-- START OF DATA SHOWN --

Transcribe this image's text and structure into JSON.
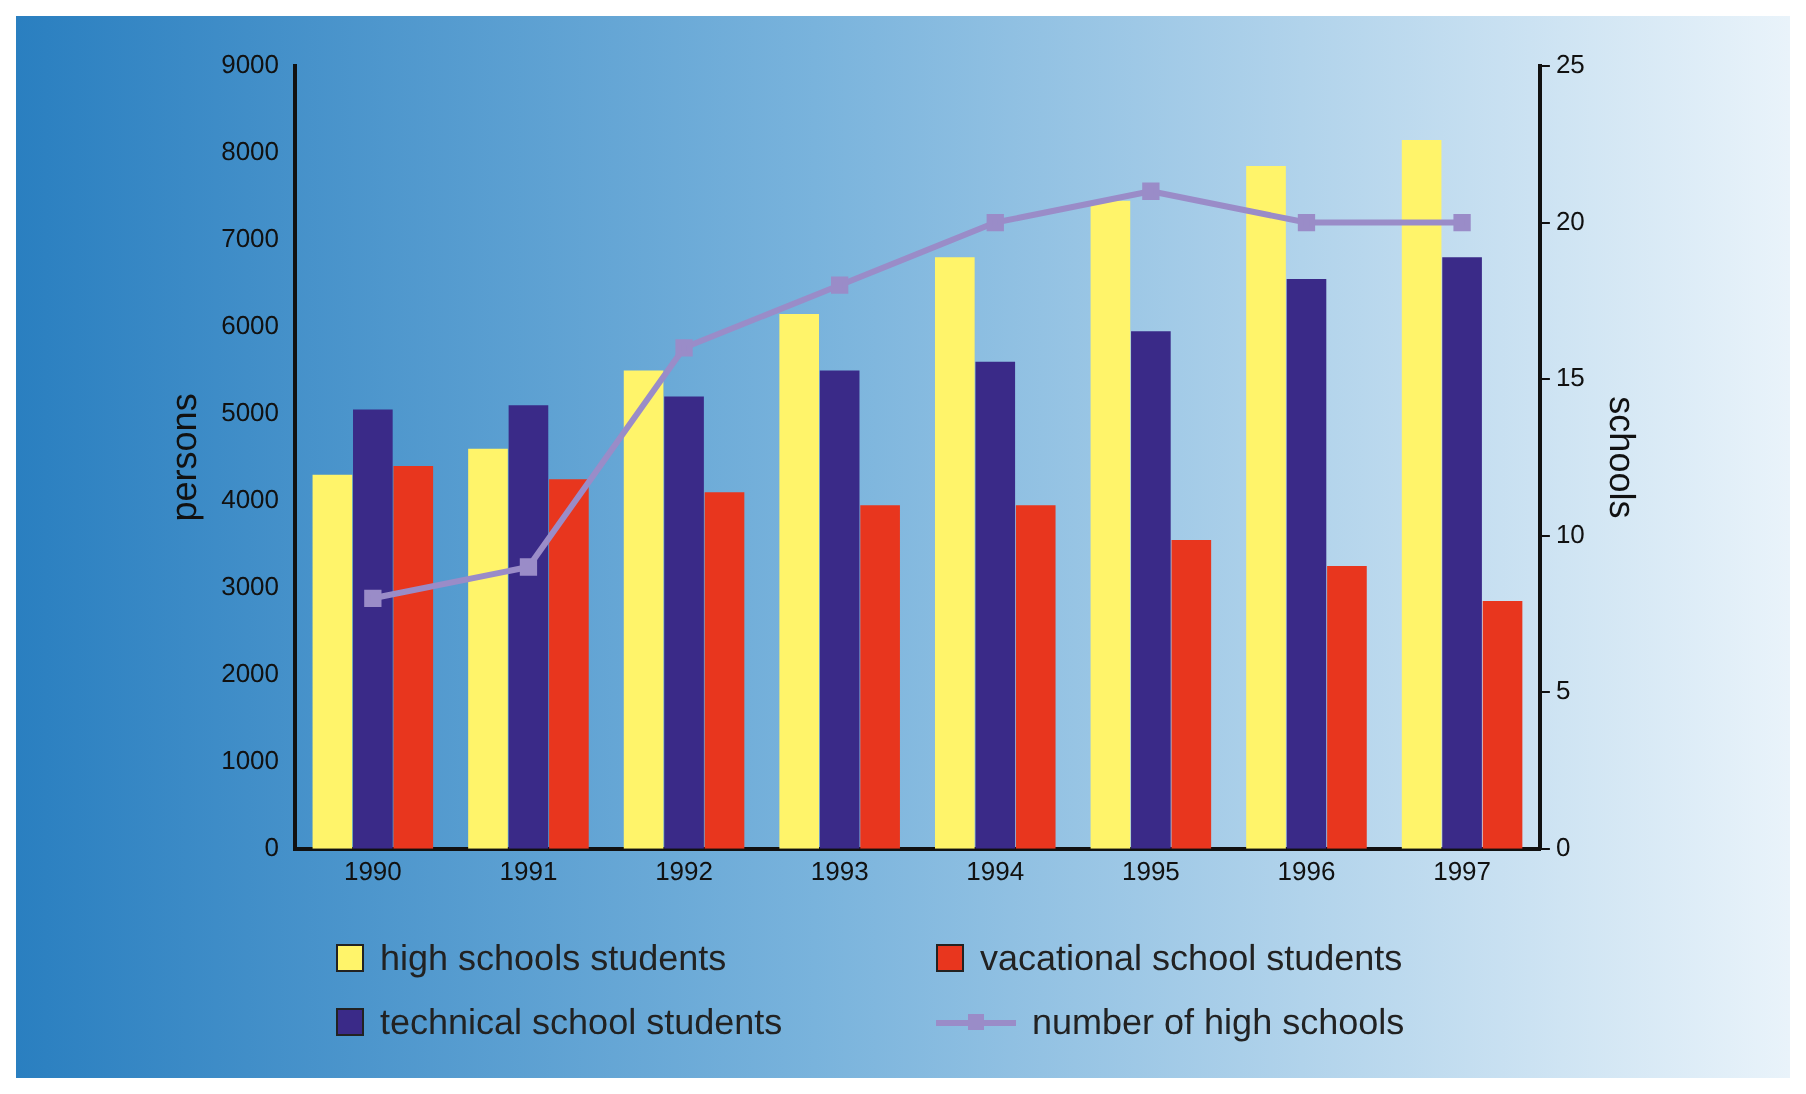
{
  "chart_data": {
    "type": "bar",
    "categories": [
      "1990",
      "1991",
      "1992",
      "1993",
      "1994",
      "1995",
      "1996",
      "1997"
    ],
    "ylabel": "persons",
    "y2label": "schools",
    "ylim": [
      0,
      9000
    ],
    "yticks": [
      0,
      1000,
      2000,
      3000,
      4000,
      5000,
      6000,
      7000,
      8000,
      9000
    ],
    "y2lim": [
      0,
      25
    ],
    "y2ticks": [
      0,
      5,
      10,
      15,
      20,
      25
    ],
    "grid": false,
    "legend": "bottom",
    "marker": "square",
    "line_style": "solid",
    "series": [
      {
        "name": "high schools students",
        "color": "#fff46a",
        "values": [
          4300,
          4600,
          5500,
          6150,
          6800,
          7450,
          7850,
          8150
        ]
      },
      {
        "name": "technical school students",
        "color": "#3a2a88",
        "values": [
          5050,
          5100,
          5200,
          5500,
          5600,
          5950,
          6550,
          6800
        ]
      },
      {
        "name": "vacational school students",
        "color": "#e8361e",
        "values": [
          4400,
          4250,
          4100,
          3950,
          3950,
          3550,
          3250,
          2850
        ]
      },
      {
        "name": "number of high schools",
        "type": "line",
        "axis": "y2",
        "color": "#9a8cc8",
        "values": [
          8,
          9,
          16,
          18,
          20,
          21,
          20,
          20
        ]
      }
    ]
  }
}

-- END OF DATA SHOWN --

Write the full listing out again with every line unchanged, but include no pictures.

ANSWER TO THIS TASK >>
Transcribe this image's text and structure into JSON.
{
  "chart_data": {
    "type": "bar",
    "categories": [
      "1990",
      "1991",
      "1992",
      "1993",
      "1994",
      "1995",
      "1996",
      "1997"
    ],
    "ylabel": "persons",
    "y2label": "schools",
    "ylim": [
      0,
      9000
    ],
    "yticks": [
      0,
      1000,
      2000,
      3000,
      4000,
      5000,
      6000,
      7000,
      8000,
      9000
    ],
    "y2lim": [
      0,
      25
    ],
    "y2ticks": [
      0,
      5,
      10,
      15,
      20,
      25
    ],
    "grid": false,
    "legend": "bottom",
    "marker": "square",
    "line_style": "solid",
    "series": [
      {
        "name": "high schools students",
        "color": "#fff46a",
        "values": [
          4300,
          4600,
          5500,
          6150,
          6800,
          7450,
          7850,
          8150
        ]
      },
      {
        "name": "technical school students",
        "color": "#3a2a88",
        "values": [
          5050,
          5100,
          5200,
          5500,
          5600,
          5950,
          6550,
          6800
        ]
      },
      {
        "name": "vacational school students",
        "color": "#e8361e",
        "values": [
          4400,
          4250,
          4100,
          3950,
          3950,
          3550,
          3250,
          2850
        ]
      },
      {
        "name": "number of high schools",
        "type": "line",
        "axis": "y2",
        "color": "#9a8cc8",
        "values": [
          8,
          9,
          16,
          18,
          20,
          21,
          20,
          20
        ]
      }
    ]
  }
}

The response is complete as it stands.